PROVIDED DATA >>
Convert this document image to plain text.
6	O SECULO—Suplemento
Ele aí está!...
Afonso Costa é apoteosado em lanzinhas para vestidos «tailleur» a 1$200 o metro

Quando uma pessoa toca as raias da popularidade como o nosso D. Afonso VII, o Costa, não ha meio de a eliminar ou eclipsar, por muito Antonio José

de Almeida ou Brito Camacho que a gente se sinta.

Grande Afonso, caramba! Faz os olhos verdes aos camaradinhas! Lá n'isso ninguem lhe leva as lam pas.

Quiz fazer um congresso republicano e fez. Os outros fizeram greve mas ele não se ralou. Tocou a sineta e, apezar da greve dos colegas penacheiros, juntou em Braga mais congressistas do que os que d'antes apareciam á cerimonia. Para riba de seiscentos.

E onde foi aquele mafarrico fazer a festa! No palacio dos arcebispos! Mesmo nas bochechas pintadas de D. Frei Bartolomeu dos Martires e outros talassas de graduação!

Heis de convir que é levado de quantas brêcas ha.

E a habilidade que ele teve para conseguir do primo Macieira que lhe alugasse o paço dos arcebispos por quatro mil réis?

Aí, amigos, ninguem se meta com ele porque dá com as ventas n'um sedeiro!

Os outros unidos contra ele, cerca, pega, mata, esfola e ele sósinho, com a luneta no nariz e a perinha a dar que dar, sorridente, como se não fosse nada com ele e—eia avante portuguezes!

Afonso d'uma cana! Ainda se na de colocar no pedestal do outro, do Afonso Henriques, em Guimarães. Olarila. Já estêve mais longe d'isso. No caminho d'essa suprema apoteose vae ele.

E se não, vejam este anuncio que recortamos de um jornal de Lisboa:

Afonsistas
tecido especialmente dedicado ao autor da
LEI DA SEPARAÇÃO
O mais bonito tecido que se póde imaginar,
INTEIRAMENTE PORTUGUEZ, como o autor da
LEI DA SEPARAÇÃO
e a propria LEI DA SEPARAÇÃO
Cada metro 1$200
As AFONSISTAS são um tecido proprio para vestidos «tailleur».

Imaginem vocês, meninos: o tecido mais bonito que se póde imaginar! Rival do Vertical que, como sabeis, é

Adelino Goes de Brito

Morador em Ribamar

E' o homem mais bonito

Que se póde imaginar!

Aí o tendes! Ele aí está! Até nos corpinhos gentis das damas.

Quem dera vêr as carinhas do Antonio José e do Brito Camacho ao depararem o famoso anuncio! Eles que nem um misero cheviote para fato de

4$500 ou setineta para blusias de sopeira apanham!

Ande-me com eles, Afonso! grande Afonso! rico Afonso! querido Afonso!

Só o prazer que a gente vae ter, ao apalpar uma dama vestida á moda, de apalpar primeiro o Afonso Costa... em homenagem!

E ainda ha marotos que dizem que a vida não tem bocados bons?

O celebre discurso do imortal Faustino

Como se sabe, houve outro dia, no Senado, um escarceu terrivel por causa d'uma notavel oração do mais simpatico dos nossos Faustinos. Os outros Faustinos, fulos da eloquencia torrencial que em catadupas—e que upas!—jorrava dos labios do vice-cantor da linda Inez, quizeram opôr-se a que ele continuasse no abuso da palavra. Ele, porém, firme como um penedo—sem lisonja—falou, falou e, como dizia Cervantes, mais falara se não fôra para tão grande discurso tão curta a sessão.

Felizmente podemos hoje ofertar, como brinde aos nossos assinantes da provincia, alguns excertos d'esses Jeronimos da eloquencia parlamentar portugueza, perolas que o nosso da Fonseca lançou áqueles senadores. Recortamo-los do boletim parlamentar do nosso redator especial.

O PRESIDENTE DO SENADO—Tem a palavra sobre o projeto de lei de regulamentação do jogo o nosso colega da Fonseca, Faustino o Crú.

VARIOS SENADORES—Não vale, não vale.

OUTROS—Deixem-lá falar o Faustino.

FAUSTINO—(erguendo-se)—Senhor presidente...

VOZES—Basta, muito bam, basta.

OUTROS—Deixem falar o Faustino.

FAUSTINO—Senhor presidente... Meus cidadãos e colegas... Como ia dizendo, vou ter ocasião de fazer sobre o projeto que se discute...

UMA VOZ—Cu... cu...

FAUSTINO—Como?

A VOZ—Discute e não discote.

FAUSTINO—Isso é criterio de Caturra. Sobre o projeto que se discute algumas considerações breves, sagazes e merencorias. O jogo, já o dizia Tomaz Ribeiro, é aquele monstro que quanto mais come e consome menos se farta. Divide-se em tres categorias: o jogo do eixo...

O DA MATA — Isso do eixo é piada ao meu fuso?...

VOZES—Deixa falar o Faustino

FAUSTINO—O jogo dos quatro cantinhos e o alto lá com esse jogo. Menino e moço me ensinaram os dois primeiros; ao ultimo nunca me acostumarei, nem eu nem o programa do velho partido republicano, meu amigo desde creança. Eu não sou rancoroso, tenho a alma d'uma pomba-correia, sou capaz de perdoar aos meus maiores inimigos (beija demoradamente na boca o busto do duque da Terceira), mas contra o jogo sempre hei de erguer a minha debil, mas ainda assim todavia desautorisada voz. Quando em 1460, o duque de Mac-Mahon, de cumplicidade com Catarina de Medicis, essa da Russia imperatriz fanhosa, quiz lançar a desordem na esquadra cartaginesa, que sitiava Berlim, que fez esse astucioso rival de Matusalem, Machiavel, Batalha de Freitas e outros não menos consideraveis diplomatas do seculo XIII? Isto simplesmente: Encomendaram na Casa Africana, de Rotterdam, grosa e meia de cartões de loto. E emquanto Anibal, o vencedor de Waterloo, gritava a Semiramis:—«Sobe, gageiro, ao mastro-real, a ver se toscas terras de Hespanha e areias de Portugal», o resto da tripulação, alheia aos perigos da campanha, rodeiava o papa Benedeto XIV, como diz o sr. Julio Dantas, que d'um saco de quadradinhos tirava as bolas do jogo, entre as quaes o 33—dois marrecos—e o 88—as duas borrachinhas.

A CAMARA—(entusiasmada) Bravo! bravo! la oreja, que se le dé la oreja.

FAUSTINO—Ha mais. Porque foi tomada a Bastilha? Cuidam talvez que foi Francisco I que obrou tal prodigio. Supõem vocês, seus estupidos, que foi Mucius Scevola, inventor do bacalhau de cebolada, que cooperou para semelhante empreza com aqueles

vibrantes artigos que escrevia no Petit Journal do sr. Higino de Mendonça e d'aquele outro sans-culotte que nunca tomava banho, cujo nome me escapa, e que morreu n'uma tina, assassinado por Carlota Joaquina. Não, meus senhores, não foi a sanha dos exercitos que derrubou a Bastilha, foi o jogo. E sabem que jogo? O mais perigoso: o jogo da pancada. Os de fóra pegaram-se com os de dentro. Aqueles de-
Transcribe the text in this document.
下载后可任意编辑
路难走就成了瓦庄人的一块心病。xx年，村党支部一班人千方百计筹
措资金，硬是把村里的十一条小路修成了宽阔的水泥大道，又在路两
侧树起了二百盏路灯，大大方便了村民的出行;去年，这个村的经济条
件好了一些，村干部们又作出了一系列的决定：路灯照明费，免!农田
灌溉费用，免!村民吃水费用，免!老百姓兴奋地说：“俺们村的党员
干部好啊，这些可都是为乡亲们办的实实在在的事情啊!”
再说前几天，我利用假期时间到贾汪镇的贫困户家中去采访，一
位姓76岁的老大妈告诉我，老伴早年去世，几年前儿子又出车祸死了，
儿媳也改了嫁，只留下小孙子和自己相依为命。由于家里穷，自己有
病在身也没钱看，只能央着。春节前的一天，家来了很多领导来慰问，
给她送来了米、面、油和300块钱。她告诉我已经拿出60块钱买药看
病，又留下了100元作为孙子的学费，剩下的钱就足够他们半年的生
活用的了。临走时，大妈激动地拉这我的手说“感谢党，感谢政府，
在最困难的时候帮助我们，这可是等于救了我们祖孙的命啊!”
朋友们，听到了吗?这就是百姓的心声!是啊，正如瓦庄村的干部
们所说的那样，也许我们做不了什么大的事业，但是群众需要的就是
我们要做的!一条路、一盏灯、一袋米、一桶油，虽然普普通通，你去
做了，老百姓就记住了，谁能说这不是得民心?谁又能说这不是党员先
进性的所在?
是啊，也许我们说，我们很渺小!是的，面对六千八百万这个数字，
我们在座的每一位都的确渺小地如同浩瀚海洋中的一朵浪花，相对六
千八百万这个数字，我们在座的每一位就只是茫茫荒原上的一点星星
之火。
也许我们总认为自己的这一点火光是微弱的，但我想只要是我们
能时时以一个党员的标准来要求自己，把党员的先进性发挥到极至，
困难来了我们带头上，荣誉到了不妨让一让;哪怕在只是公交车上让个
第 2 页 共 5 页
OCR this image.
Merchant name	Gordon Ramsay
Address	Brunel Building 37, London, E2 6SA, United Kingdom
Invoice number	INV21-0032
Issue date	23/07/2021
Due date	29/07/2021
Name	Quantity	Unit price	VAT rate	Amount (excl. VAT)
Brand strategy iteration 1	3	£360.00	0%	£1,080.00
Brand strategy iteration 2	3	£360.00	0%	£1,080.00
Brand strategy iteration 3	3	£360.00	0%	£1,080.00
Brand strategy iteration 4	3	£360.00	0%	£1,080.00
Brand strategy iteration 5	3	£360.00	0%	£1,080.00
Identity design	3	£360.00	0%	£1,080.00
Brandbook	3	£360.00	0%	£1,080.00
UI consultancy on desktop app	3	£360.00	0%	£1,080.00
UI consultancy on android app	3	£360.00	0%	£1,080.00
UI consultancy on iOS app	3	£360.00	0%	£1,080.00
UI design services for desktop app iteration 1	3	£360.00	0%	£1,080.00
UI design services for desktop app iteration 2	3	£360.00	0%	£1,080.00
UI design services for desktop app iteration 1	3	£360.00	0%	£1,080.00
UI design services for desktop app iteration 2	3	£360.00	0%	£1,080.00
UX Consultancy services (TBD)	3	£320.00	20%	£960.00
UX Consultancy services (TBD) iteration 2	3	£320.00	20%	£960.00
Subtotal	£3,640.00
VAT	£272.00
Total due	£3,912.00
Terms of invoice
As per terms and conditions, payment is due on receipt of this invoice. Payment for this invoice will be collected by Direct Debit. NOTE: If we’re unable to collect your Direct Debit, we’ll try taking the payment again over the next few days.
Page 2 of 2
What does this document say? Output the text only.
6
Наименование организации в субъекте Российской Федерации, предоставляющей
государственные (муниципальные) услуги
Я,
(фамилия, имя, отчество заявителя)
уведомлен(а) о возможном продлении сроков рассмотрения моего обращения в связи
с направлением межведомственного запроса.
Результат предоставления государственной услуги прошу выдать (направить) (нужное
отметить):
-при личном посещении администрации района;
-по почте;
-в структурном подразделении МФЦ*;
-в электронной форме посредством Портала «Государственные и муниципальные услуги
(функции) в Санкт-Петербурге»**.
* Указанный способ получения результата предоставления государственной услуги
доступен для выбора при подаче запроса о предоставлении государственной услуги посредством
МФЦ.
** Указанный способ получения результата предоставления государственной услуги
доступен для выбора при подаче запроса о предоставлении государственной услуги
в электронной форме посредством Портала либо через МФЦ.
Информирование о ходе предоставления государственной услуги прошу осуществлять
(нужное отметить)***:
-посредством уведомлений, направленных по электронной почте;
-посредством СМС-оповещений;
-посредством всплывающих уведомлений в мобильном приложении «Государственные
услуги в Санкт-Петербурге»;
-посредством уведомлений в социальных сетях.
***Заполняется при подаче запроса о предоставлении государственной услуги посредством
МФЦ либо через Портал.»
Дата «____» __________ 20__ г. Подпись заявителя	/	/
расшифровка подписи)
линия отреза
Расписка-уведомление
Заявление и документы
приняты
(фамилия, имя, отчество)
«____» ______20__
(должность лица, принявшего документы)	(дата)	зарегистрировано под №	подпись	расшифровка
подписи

WHAT THE EXERCISE ASKS >> Go through the material and select each line with the string "заявителя" in it.

THE ANSWER >>
(фамилия, имя, отчество заявителя)
Дата «____» __________ 20__ г. Подпись заявителя	/	/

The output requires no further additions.